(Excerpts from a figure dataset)
^^^^

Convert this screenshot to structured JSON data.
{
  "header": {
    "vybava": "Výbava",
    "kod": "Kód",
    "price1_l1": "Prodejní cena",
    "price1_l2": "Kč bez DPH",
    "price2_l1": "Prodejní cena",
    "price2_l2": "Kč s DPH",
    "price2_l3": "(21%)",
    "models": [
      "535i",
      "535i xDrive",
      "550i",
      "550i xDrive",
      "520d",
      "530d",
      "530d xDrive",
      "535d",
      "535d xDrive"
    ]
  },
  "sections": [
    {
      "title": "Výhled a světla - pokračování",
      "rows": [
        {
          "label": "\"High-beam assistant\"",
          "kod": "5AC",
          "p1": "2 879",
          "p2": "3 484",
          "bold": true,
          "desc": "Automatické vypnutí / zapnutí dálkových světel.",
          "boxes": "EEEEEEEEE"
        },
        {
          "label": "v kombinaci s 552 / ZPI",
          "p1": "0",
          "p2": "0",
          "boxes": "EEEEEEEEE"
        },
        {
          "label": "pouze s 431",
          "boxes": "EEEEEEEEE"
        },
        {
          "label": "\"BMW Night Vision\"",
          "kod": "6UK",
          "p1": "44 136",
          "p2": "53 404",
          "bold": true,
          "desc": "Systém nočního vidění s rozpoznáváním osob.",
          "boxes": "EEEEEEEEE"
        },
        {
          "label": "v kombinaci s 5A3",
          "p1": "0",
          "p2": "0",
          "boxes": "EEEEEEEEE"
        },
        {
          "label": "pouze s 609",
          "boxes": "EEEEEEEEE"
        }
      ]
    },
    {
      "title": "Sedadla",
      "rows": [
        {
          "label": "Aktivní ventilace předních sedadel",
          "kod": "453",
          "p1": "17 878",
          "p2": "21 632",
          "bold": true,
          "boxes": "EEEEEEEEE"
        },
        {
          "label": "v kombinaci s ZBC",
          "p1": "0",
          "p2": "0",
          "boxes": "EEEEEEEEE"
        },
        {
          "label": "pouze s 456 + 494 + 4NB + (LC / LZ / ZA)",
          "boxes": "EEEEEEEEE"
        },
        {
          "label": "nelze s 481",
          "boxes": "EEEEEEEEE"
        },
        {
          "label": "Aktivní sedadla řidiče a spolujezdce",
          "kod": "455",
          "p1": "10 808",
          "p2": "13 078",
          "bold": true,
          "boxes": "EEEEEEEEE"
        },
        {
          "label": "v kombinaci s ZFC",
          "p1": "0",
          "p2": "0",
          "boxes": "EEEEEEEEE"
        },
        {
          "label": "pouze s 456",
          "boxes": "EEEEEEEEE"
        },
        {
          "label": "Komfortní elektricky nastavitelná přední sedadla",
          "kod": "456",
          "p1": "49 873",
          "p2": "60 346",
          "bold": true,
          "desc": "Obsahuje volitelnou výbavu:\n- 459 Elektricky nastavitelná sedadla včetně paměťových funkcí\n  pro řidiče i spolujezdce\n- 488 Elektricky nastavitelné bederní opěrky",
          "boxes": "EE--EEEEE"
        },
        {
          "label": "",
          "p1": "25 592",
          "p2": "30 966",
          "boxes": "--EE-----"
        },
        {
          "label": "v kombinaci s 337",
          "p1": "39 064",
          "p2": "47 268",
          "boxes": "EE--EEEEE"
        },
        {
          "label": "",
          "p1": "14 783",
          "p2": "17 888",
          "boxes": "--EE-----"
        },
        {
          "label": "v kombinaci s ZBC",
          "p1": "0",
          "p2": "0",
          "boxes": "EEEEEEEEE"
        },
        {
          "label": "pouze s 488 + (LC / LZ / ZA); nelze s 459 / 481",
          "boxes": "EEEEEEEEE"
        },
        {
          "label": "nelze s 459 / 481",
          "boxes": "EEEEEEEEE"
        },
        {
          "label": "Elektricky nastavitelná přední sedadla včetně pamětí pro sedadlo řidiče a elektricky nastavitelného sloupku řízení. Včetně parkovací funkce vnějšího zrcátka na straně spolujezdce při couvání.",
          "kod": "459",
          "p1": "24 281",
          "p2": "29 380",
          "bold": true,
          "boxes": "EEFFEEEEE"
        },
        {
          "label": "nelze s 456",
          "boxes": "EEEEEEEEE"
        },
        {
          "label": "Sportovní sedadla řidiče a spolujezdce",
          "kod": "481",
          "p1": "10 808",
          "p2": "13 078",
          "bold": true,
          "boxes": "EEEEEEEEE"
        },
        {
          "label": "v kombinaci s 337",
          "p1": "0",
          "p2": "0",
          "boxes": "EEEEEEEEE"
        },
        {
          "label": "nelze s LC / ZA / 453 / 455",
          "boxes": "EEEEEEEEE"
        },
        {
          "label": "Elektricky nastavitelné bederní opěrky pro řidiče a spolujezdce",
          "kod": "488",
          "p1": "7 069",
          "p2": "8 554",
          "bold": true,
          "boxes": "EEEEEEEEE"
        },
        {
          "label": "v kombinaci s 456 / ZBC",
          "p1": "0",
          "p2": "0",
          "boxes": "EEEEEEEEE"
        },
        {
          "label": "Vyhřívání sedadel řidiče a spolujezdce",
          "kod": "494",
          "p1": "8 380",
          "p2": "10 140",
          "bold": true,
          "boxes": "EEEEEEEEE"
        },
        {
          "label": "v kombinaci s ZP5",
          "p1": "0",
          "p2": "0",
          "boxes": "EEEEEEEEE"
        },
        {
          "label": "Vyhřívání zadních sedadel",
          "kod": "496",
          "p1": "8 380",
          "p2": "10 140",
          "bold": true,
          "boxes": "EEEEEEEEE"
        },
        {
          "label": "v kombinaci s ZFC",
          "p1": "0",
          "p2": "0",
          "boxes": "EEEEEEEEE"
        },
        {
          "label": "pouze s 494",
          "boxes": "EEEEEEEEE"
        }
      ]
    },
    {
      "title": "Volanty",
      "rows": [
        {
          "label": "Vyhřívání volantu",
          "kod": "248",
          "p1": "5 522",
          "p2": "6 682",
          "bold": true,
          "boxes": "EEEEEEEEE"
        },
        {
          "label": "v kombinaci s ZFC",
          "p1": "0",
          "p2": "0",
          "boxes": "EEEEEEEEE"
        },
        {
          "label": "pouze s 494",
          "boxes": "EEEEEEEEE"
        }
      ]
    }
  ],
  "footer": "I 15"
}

^^^^

--- Stated goal ---
Return every entry exactly as given.

--- Written response ---
Convert this screenshot to structured JSON data.
{
  "header": {
    "vybava": "Výbava",
    "kod": "Kód",
    "price1_l1": "Prodejní cena",
    "price1_l2": "Kč bez DPH",
    "price2_l1": "Prodejní cena",
    "price2_l2": "Kč s DPH",
    "price2_l3": "(21%)",
    "models": [
      "535i",
      "535i xDrive",
      "550i",
      "550i xDrive",
      "520d",
      "530d",
      "530d xDrive",
      "535d",
      "535d xDrive"
    ]
  },
  "sections": [
    {
      "title": "Výhled a světla - pokračování",
      "rows": [
        {
          "label": "\"High-beam assistant\"",
          "kod": "5AC",
          "p1": "2 879",
          "p2": "3 484",
          "bold": true,
          "desc": "Automatické vypnutí / zapnutí dálkových světel.",
          "boxes": "EEEEEEEEE"
        },
        {
          "label": "v kombinaci s 552 / ZPI",
          "p1": "0",
          "p2": "0",
          "boxes": "EEEEEEEEE"
        },
        {
          "label": "pouze s 431",
          "boxes": "EEEEEEEEE"
        },
        {
          "label": "\"BMW Night Vision\"",
          "kod": "6UK",
          "p1": "44 136",
          "p2": "53 404",
          "bold": true,
          "desc": "Systém nočního vidění s rozpoznáváním osob.",
          "boxes": "EEEEEEEEE"
        },
        {
          "label": "v kombinaci s 5A3",
          "p1": "0",
          "p2": "0",
          "boxes": "EEEEEEEEE"
        },
        {
          "label": "pouze s 609",
          "boxes": "EEEEEEEEE"
        }
      ]
    },
    {
      "title": "Sedadla",
      "rows": [
        {
          "label": "Aktivní ventilace předních sedadel",
          "kod": "453",
          "p1": "17 878",
          "p2": "21 632",
          "bold": true,
          "boxes": "EEEEEEEEE"
        },
        {
          "label": "v kombinaci s ZBC",
          "p1": "0",
          "p2": "0",
          "boxes": "EEEEEEEEE"
        },
        {
          "label": "pouze s 456 + 494 + 4NB + (LC / LZ / ZA)",
          "boxes": "EEEEEEEEE"
        },
        {
          "label": "nelze s 481",
          "boxes": "EEEEEEEEE"
        },
        {
          "label": "Aktivní sedadla řidiče a spolujezdce",
          "kod": "455",
          "p1": "10 808",
          "p2": "13 078",
          "bold": true,
          "boxes": "EEEEEEEEE"
        },
        {
          "label": "v kombinaci s ZFC",
          "p1": "0",
          "p2": "0",
          "boxes": "EEEEEEEEE"
        },
        {
          "label": "pouze s 456",
          "boxes": "EEEEEEEEE"
        },
        {
          "label": "Komfortní elektricky nastavitelná přední sedadla",
          "kod": "456",
          "p1": "49 873",
          "p2": "60 346",
          "bold": true,
          "desc": "Obsahuje volitelnou výbavu:\n- 459 Elektricky nastavitelná sedadla včetně paměťových funkcí\n  pro řidiče i spolujezdce\n- 488 Elektricky nastavitelné bederní opěrky",
          "boxes": "EE--EEEEE"
        },
        {
          "label": "",
          "p1": "25 592",
          "p2": "30 966",
          "boxes": "--EE-----"
        },
        {
          "label": "v kombinaci s 337",
          "p1": "39 064",
          "p2": "47 268",
          "boxes": "EE--EEEEE"
        },
        {
          "label": "",
          "p1": "14 783",
          "p2": "17 888",
          "boxes": "--EE-----"
        },
        {
          "label": "v kombinaci s ZBC",
          "p1": "0",
          "p2": "0",
          "boxes": "EEEEEEEEE"
        },
        {
          "label": "pouze s 488 + (LC / LZ / ZA); nelze s 459 / 481",
          "boxes": "EEEEEEEEE"
        },
        {
          "label": "nelze s 459 / 481",
          "boxes": "EEEEEEEEE"
        },
        {
          "label": "Elektricky nastavitelná přední sedadla včetně pamětí pro sedadlo řidiče a elektricky nastavitelného sloupku řízení. Včetně parkovací funkce vnějšího zrcátka na straně spolujezdce při couvání.",
          "kod": "459",
          "p1": "24 281",
          "p2": "29 380",
          "bold": true,
          "boxes": "EEFFEEEEE"
        },
        {
          "label": "nelze s 456",
          "boxes": "EEEEEEEEE"
        },
        {
          "label": "Sportovní sedadla řidiče a spolujezdce",
          "kod": "481",
          "p1": "10 808",
          "p2": "13 078",
          "bold": true,
          "boxes": "EEEEEEEEE"
        },
        {
          "label": "v kombinaci s 337",
          "p1": "0",
          "p2": "0",
          "boxes": "EEEEEEEEE"
        },
        {
          "label": "nelze s LC / ZA / 453 / 455",
          "boxes": "EEEEEEEEE"
        },
        {
          "label": "Elektricky nastavitelné bederní opěrky pro řidiče a spolujezdce",
          "kod": "488",
          "p1": "7 069",
          "p2": "8 554",
          "bold": true,
          "boxes": "EEEEEEEEE"
        },
        {
          "label": "v kombinaci s 456 / ZBC",
          "p1": "0",
          "p2": "0",
          "boxes": "EEEEEEEEE"
        },
        {
          "label": "Vyhřívání sedadel řidiče a spolujezdce",
          "kod": "494",
          "p1": "8 380",
          "p2": "10 140",
          "bold": true,
          "boxes": "EEEEEEEEE"
        },
        {
          "label": "v kombinaci s ZP5",
          "p1": "0",
          "p2": "0",
          "boxes": "EEEEEEEEE"
        },
        {
          "label": "Vyhřívání zadních sedadel",
          "kod": "496",
          "p1": "8 380",
          "p2": "10 140",
          "bold": true,
          "boxes": "EEEEEEEEE"
        },
        {
          "label": "v kombinaci s ZFC",
          "p1": "0",
          "p2": "0",
          "boxes": "EEEEEEEEE"
        },
        {
          "label": "pouze s 494",
          "boxes": "EEEEEEEEE"
        }
      ]
    },
    {
      "title": "Volanty",
      "rows": [
        {
          "label": "Vyhřívání volantu",
          "kod": "248",
          "p1": "5 522",
          "p2": "6 682",
          "bold": true,
          "boxes": "EEEEEEEEE"
        },
        {
          "label": "v kombinaci s ZFC",
          "p1": "0",
          "p2": "0",
          "boxes": "EEEEEEEEE"
        },
        {
          "label": "pouze s 494",
          "boxes": "EEEEEEEEE"
        }
      ]
    }
  ],
  "footer": "I 15"
}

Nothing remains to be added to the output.